• AIM OF THE EXERCISE:
Check each line of the listing for the word "total" and report how many lines contain it, giving nothing but the number.

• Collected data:
◇ ◇ ◇ ◇ ◇ ◇ ◇

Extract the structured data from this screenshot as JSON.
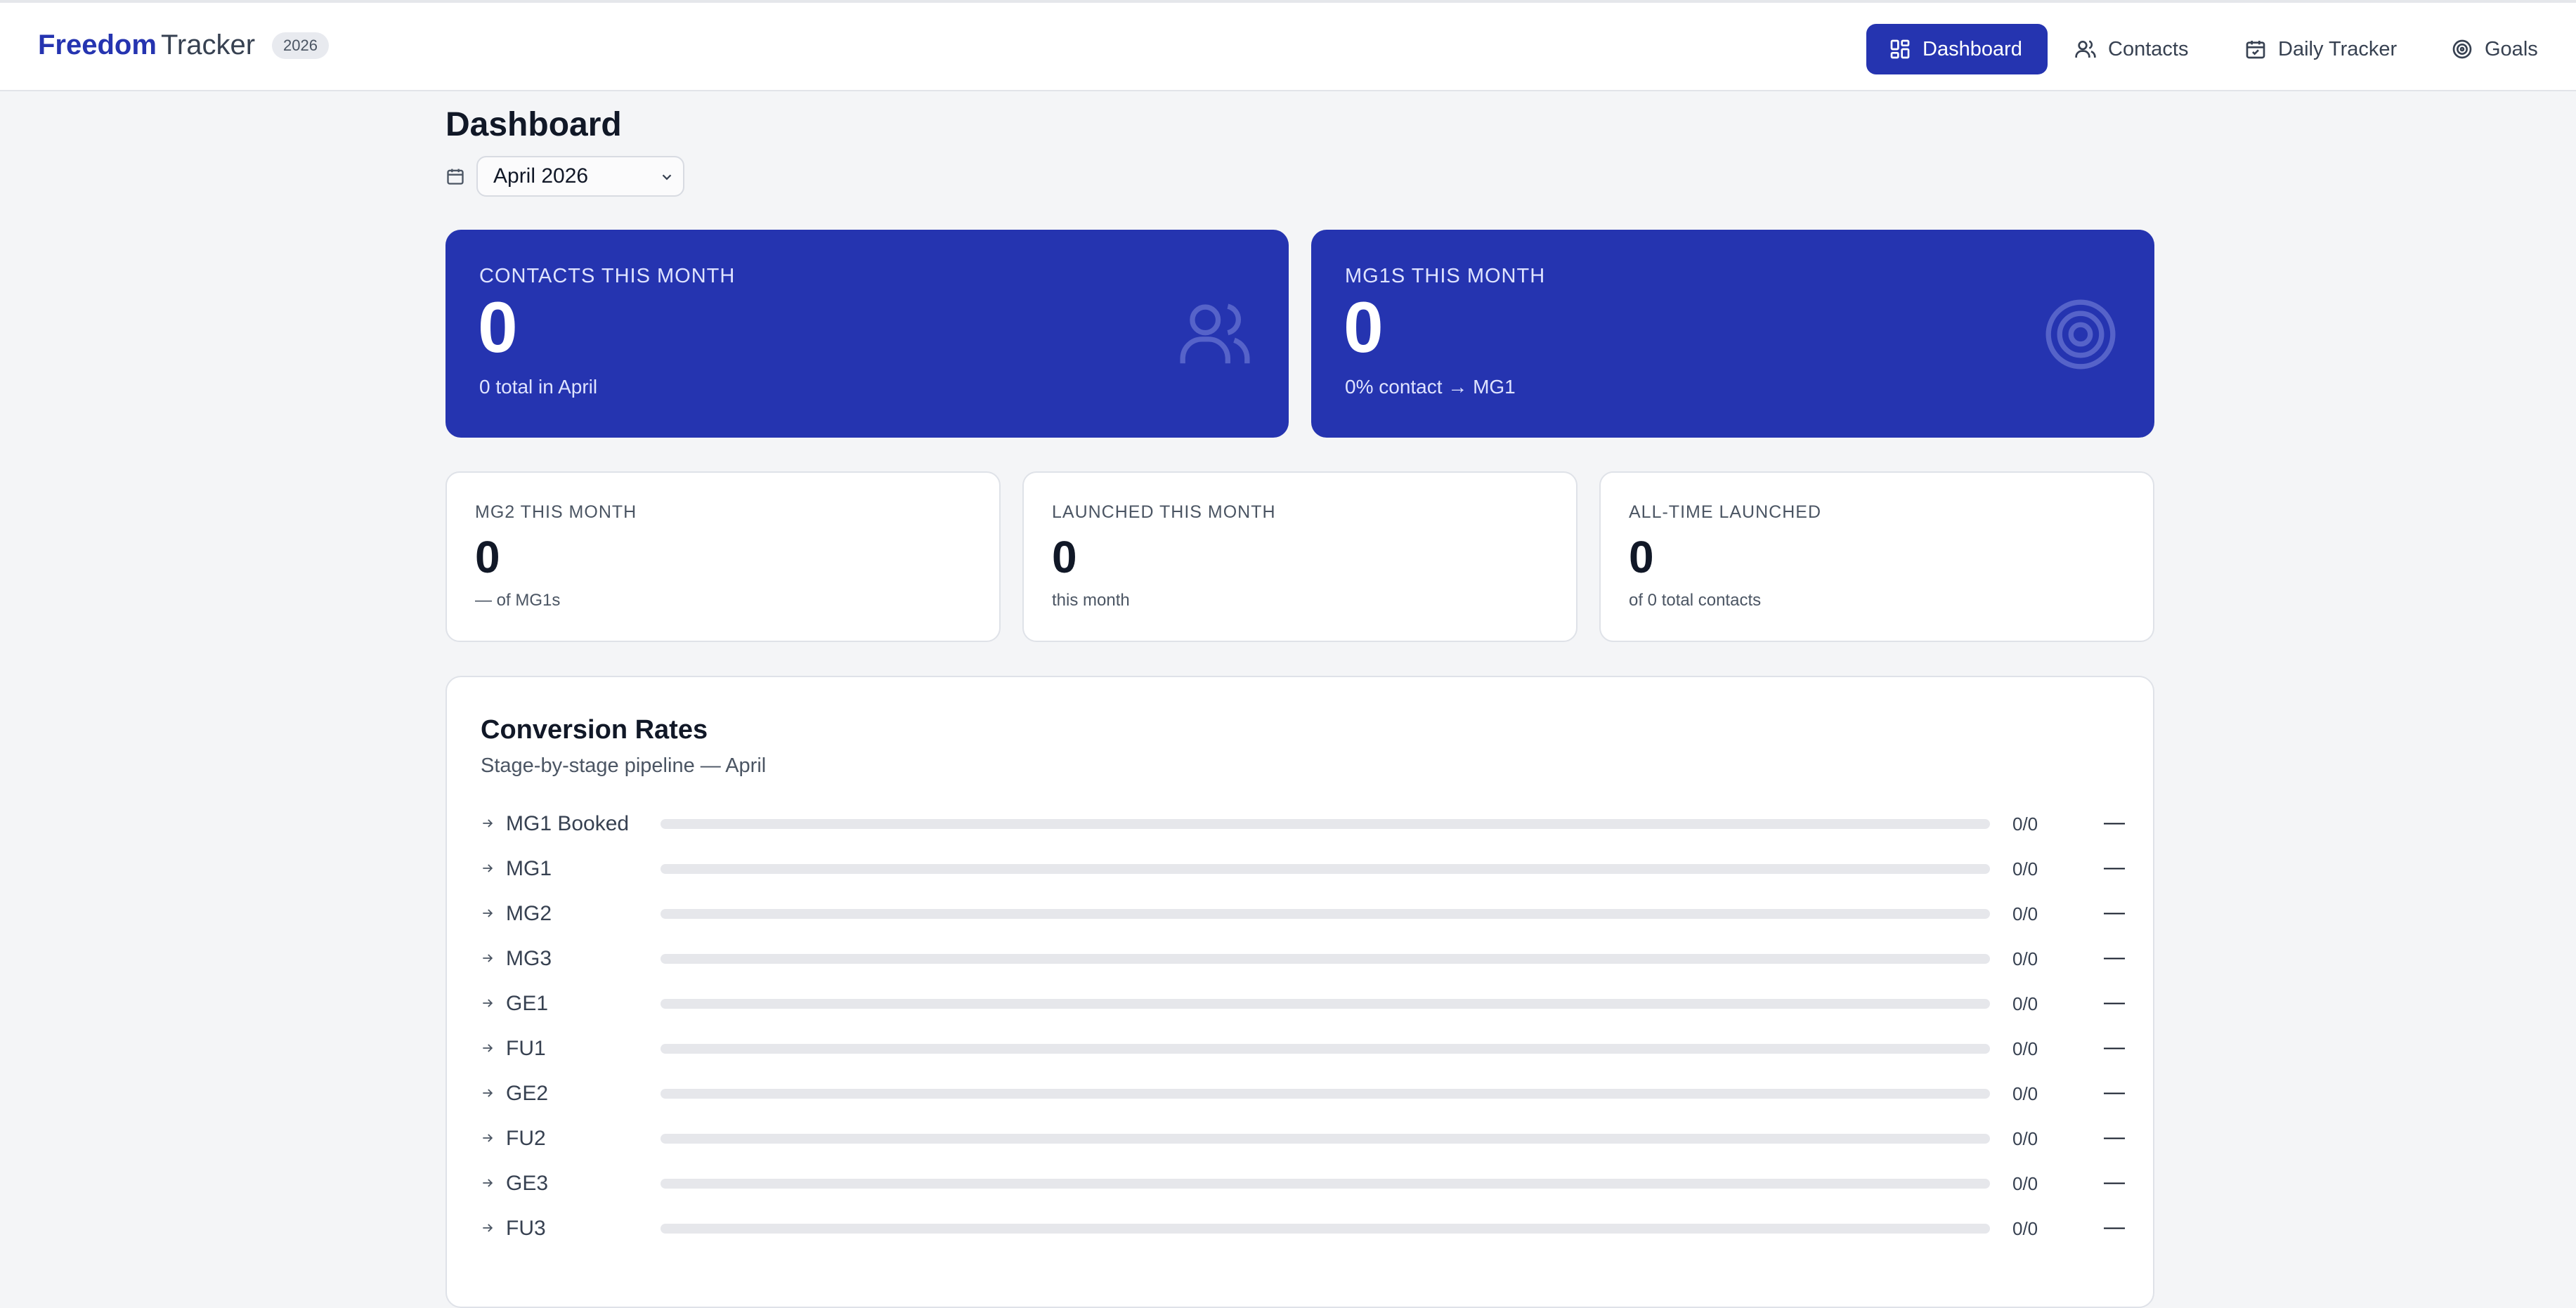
{
  "brand": {
    "strong": "Freedom",
    "light": "Tracker",
    "year_badge": "2026"
  },
  "nav": [
    {
      "label": "Dashboard",
      "icon": "dashboard-icon",
      "active": true
    },
    {
      "label": "Contacts",
      "icon": "users-icon",
      "active": false
    },
    {
      "label": "Daily Tracker",
      "icon": "calendar-icon",
      "active": false
    },
    {
      "label": "Goals",
      "icon": "target-icon",
      "active": false
    }
  ],
  "page": {
    "title": "Dashboard",
    "month_select": "April 2026"
  },
  "big_cards": [
    {
      "label": "CONTACTS THIS MONTH",
      "value": "0",
      "sub": "0 total in April",
      "icon": "users-icon"
    },
    {
      "label": "MG1S THIS MONTH",
      "value": "0",
      "sub": "0% contact → MG1",
      "icon": "target-icon"
    }
  ],
  "small_cards": [
    {
      "label": "MG2 THIS MONTH",
      "value": "0",
      "sub": "— of MG1s"
    },
    {
      "label": "LAUNCHED THIS MONTH",
      "value": "0",
      "sub": "this month"
    },
    {
      "label": "ALL-TIME LAUNCHED",
      "value": "0",
      "sub": "of 0 total contacts"
    }
  ],
  "conversion": {
    "title": "Conversion Rates",
    "subtitle": "Stage-by-stage pipeline — April",
    "rows": [
      {
        "name": "MG1 Booked",
        "ratio": "0/0",
        "pct": "—",
        "progress": 0
      },
      {
        "name": "MG1",
        "ratio": "0/0",
        "pct": "—",
        "progress": 0
      },
      {
        "name": "MG2",
        "ratio": "0/0",
        "pct": "—",
        "progress": 0
      },
      {
        "name": "MG3",
        "ratio": "0/0",
        "pct": "—",
        "progress": 0
      },
      {
        "name": "GE1",
        "ratio": "0/0",
        "pct": "—",
        "progress": 0
      },
      {
        "name": "FU1",
        "ratio": "0/0",
        "pct": "—",
        "progress": 0
      },
      {
        "name": "GE2",
        "ratio": "0/0",
        "pct": "—",
        "progress": 0
      },
      {
        "name": "FU2",
        "ratio": "0/0",
        "pct": "—",
        "progress": 0
      },
      {
        "name": "GE3",
        "ratio": "0/0",
        "pct": "—",
        "progress": 0
      },
      {
        "name": "FU3",
        "ratio": "0/0",
        "pct": "—",
        "progress": 0
      }
    ]
  },
  "colors": {
    "accent": "#2534b0",
    "background": "#f4f5f7",
    "track": "#e6e7eb"
  }
}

◇ ◇ ◇ ◇ ◇ ◇ ◇

• RESPONSE TO THE TASK:
2